• **INSTRUCTIONS TO FOLLOW**: Using the records below, report how many lines hold "this", with no extra text.

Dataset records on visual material

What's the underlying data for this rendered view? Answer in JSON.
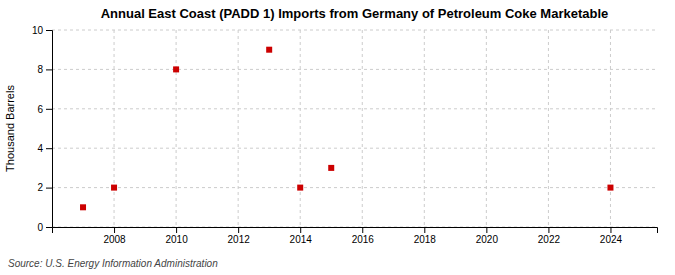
{
  "chart_data": {
    "type": "scatter",
    "title": "Annual East Coast (PADD 1) Imports from Germany of Petroleum Coke Marketable",
    "ylabel": "Thousand Barrels",
    "source": "Source: U.S. Energy Information Administration",
    "x": [
      2007,
      2008,
      2010,
      2013,
      2014,
      2015,
      2024
    ],
    "values": [
      1,
      2,
      8,
      9,
      2,
      3,
      2
    ],
    "color": "#cc0000",
    "marker": "square",
    "xlim": [
      2006.0,
      2025.5
    ],
    "ylim": [
      0,
      10
    ],
    "xticks": [
      2008,
      2010,
      2012,
      2014,
      2016,
      2018,
      2020,
      2022,
      2024
    ],
    "yticks": [
      0,
      2,
      4,
      6,
      8,
      10
    ],
    "grid": true
  }
}
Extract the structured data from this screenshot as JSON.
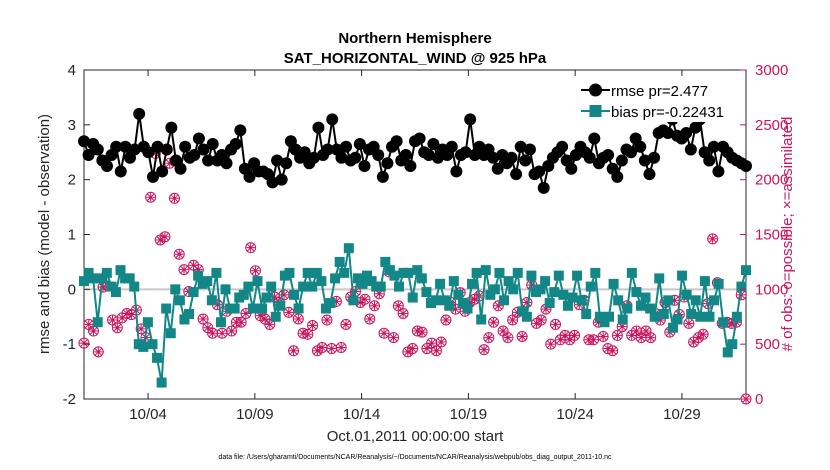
{
  "chart_data": {
    "type": "line",
    "title": [
      "Northern Hemisphere",
      "SAT_HORIZONTAL_WIND @ 925 hPa"
    ],
    "xlabel": "Oct.01,2011 00:00:00 start",
    "ylabel_left": "rmse and bias (model - observation)",
    "ylabel_right": "# of obs: o=possible; ×=assimilated",
    "footnote": "data file: /Users/gharamti/Documents/NCAR/Reanalysis/~/Documents/NCAR/Reanalysis/webpub/obs_diag_output_2011-10.nc",
    "x_range": [
      0,
      124
    ],
    "x_ticks": [
      {
        "label": "10/04",
        "x": 12
      },
      {
        "label": "10/09",
        "x": 32
      },
      {
        "label": "10/14",
        "x": 52
      },
      {
        "label": "10/19",
        "x": 72
      },
      {
        "label": "10/24",
        "x": 92
      },
      {
        "label": "10/29",
        "x": 112
      }
    ],
    "ylim_left": [
      -2,
      4
    ],
    "yticks_left": [
      "-2",
      "-1",
      "0",
      "1",
      "2",
      "3",
      "4"
    ],
    "ylim_right": [
      0,
      3000
    ],
    "yticks_right": [
      "0",
      "500",
      "1000",
      "1500",
      "2000",
      "2500",
      "3000"
    ],
    "zero_line": 0,
    "colors": {
      "rmse": "#000000",
      "bias": "#138787",
      "obs": "#c8155d",
      "zero": "#c8c8c8",
      "axis": "#262626"
    },
    "legend": {
      "position": "top-right",
      "entries": [
        "rmse pr=2.477",
        "bias pr=-0.22431"
      ]
    },
    "series": [
      {
        "name": "rmse",
        "values": [
          2.7,
          2.45,
          2.65,
          2.55,
          2.35,
          2.25,
          2.45,
          2.6,
          2.15,
          2.6,
          2.4,
          2.55,
          3.2,
          2.6,
          2.5,
          2.05,
          2.6,
          2.15,
          2.55,
          2.95,
          2.35,
          2.2,
          2.6,
          2.4,
          2.45,
          2.75,
          2.55,
          2.35,
          2.65,
          2.35,
          2.45,
          2.3,
          2.55,
          2.65,
          2.9,
          2.2,
          2.05,
          2.3,
          2.15,
          2.15,
          2.1,
          1.95,
          2.35,
          2.0,
          2.3,
          2.7,
          2.55,
          2.4,
          2.5,
          2.3,
          2.4,
          2.95,
          2.45,
          2.55,
          3.1,
          2.55,
          2.4,
          2.6,
          2.35,
          2.4,
          2.65,
          2.25,
          2.55,
          2.6,
          2.45,
          2.05,
          2.3,
          2.6,
          2.7,
          2.35,
          2.45,
          2.25,
          2.7,
          2.75,
          2.5,
          2.45,
          2.65,
          2.4,
          2.55,
          2.45,
          2.6,
          2.15,
          2.45,
          2.5,
          3.1,
          2.45,
          2.6,
          2.45,
          2.55,
          2.4,
          2.2,
          2.45,
          2.3,
          2.4,
          2.1,
          2.6,
          2.35,
          2.55,
          2.1,
          2.15,
          1.85,
          2.25,
          2.4,
          2.5,
          2.6,
          2.35,
          2.2,
          2.45,
          2.6,
          2.5,
          2.4,
          2.75,
          2.3,
          2.4,
          2.45,
          2.2,
          2.05,
          2.35,
          2.55,
          2.5,
          2.75,
          2.6,
          2.35,
          2.1,
          2.4,
          2.85,
          2.9,
          2.85,
          3.1,
          2.8,
          2.75,
          2.85,
          2.55,
          2.95,
          3.1,
          2.5,
          2.35,
          2.6,
          2.15,
          2.6,
          2.5,
          2.4,
          2.35,
          2.3,
          2.25
        ]
      },
      {
        "name": "bias",
        "values": [
          0.15,
          0.3,
          0.2,
          -0.6,
          0.2,
          0.3,
          0.05,
          -0.05,
          0.35,
          0.2,
          0.2,
          0.05,
          -1.0,
          -1.05,
          -0.6,
          -1.0,
          -1.25,
          -1.7,
          -0.35,
          -0.8,
          0.0,
          -0.2,
          -0.55,
          -0.45,
          -0.05,
          0.25,
          0.1,
          0.15,
          -0.2,
          0.3,
          -0.6,
          0.0,
          -0.35,
          -0.35,
          -0.15,
          -0.1,
          0.05,
          -0.35,
          0.15,
          -0.35,
          -0.15,
          0.05,
          -0.5,
          -0.3,
          0.25,
          0.3,
          -0.1,
          -0.35,
          0.05,
          0.3,
          0.05,
          0.3,
          0.15,
          -0.35,
          -0.25,
          0.2,
          0.5,
          0.3,
          0.75,
          -0.2,
          0.2,
          0.1,
          0.25,
          0.15,
          0.05,
          0.05,
          0.5,
          0.35,
          0.25,
          0.05,
          0.3,
          0.3,
          -0.15,
          0.35,
          0.2,
          -0.05,
          -0.25,
          -0.2,
          0.1,
          -0.2,
          -0.3,
          0.15,
          -0.1,
          -0.25,
          -0.35,
          0.1,
          0.3,
          -0.55,
          0.35,
          -0.1,
          0.0,
          0.3,
          -0.2,
          0.15,
          0.0,
          0.3,
          -0.4,
          -0.5,
          0.25,
          -0.05,
          0.0,
          0.15,
          -0.25,
          -0.05,
          0.25,
          -0.1,
          -0.3,
          -0.15,
          0.25,
          -0.2,
          -0.45,
          0.05,
          0.3,
          -0.5,
          -0.6,
          -0.5,
          0.1,
          -0.2,
          -0.55,
          -0.35,
          0.3,
          -0.05,
          -0.3,
          -0.15,
          -0.35,
          -0.5,
          0.2,
          -0.45,
          -0.2,
          -0.7,
          -0.55,
          0.25,
          -0.1,
          -0.45,
          -0.2,
          -0.5,
          0.15,
          -0.5,
          -0.2,
          0.1,
          -0.6,
          -1.15,
          -1.0,
          -0.5,
          0.05,
          0.35
        ]
      },
      {
        "name": "obs_possible",
        "values": [
          510,
          680,
          620,
          430,
          1020,
          1030,
          720,
          650,
          740,
          780,
          770,
          810,
          640,
          560,
          1840,
          2240,
          1450,
          1480,
          2150,
          1830,
          1320,
          1180,
          980,
          1220,
          1180,
          730,
          650,
          600,
          860,
          600,
          800,
          620,
          700,
          700,
          780,
          1380,
          1170,
          760,
          730,
          680,
          930,
          880,
          950,
          790,
          440,
          730,
          600,
          590,
          670,
          440,
          470,
          720,
          460,
          890,
          470,
          680,
          930,
          980,
          880,
          910,
          730,
          850,
          960,
          600,
          1160,
          560,
          850,
          780,
          430,
          460,
          620,
          610,
          460,
          510,
          440,
          520,
          720,
          880,
          820,
          970,
          800,
          880,
          910,
          940,
          450,
          560,
          700,
          850,
          620,
          560,
          720,
          790,
          570,
          880,
          1040,
          690,
          720,
          820,
          500,
          680,
          540,
          580,
          540,
          580,
          860,
          900,
          540,
          540,
          700,
          570,
          460,
          440,
          580,
          660,
          850,
          580,
          620,
          560,
          620,
          560,
          780,
          720,
          880,
          610,
          900,
          770,
          930,
          690,
          520,
          560,
          590,
          870,
          1460,
          1060,
          690,
          700,
          690,
          700,
          950,
          0
        ]
      }
    ]
  }
}
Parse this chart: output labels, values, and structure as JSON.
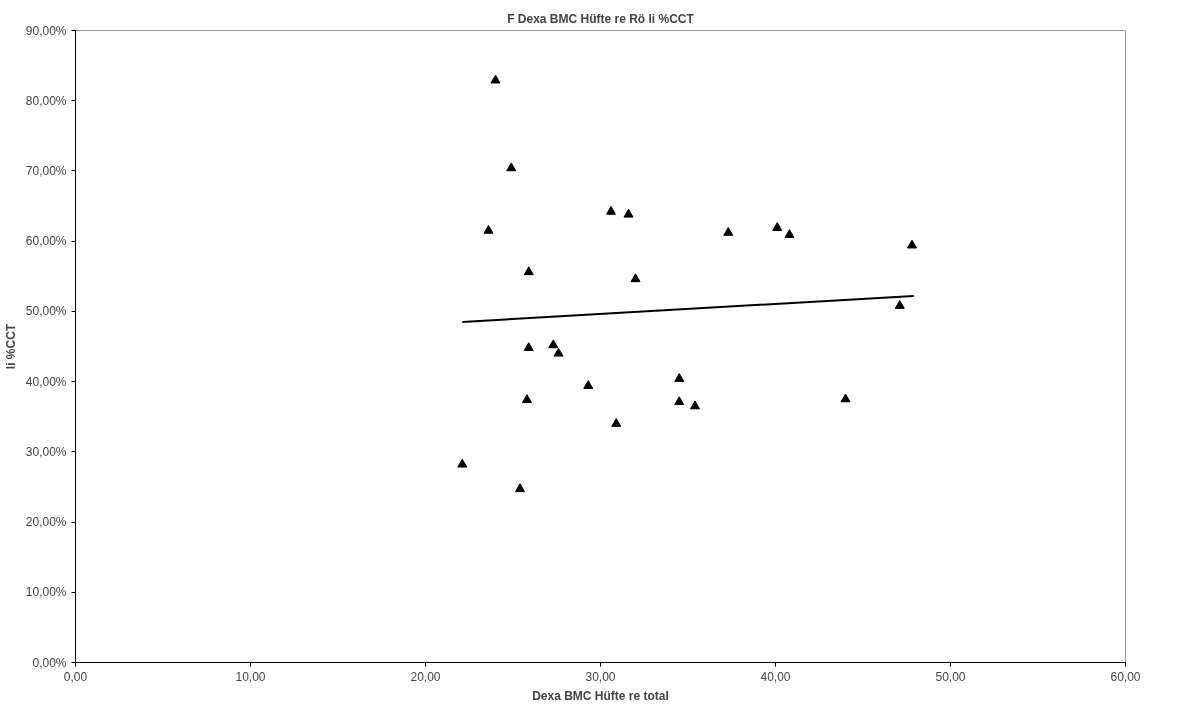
{
  "chart_data": {
    "type": "scatter",
    "title": "F Dexa BMC Hüfte re Rö li %CCT",
    "xlabel": "Dexa BMC Hüfte re total",
    "ylabel": "li %CCT",
    "xlim": [
      0,
      60
    ],
    "ylim": [
      0,
      90
    ],
    "xticks": [
      {
        "value": 0,
        "label": "0,00"
      },
      {
        "value": 10,
        "label": "10,00"
      },
      {
        "value": 20,
        "label": "20,00"
      },
      {
        "value": 30,
        "label": "30,00"
      },
      {
        "value": 40,
        "label": "40,00"
      },
      {
        "value": 50,
        "label": "50,00"
      },
      {
        "value": 60,
        "label": "60,00"
      }
    ],
    "yticks": [
      {
        "value": 0,
        "label": "0,00%"
      },
      {
        "value": 10,
        "label": "10,00%"
      },
      {
        "value": 20,
        "label": "20,00%"
      },
      {
        "value": 30,
        "label": "30,00%"
      },
      {
        "value": 40,
        "label": "40,00%"
      },
      {
        "value": 50,
        "label": "50,00%"
      },
      {
        "value": 60,
        "label": "60,00%"
      },
      {
        "value": 70,
        "label": "70,00%"
      },
      {
        "value": 80,
        "label": "80,00%"
      },
      {
        "value": 90,
        "label": "90,00%"
      }
    ],
    "grid": false,
    "marker": "triangle",
    "series": [
      {
        "color": "#000000",
        "x": [
          24.0,
          24.9,
          23.6,
          30.6,
          31.6,
          37.3,
          40.1,
          40.8,
          25.9,
          32.0,
          25.9,
          27.3,
          27.6,
          29.3,
          34.5,
          34.5,
          35.4,
          25.8,
          30.9,
          22.1,
          25.4,
          47.8,
          47.1,
          44.0
        ],
        "values": [
          82.9,
          70.4,
          61.5,
          64.2,
          63.8,
          61.2,
          61.9,
          60.9,
          55.6,
          54.6,
          44.8,
          45.2,
          44.0,
          39.4,
          40.4,
          37.1,
          36.5,
          37.4,
          34.0,
          28.2,
          24.7,
          59.4,
          50.8,
          37.5
        ]
      },
      {
        "type": "line",
        "color": "#000000",
        "marker": "none",
        "line_style": "solid",
        "x": [
          22.1,
          47.9
        ],
        "values": [
          48.5,
          52.2
        ]
      }
    ]
  }
}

• **FINISHED EXERCISE**: 3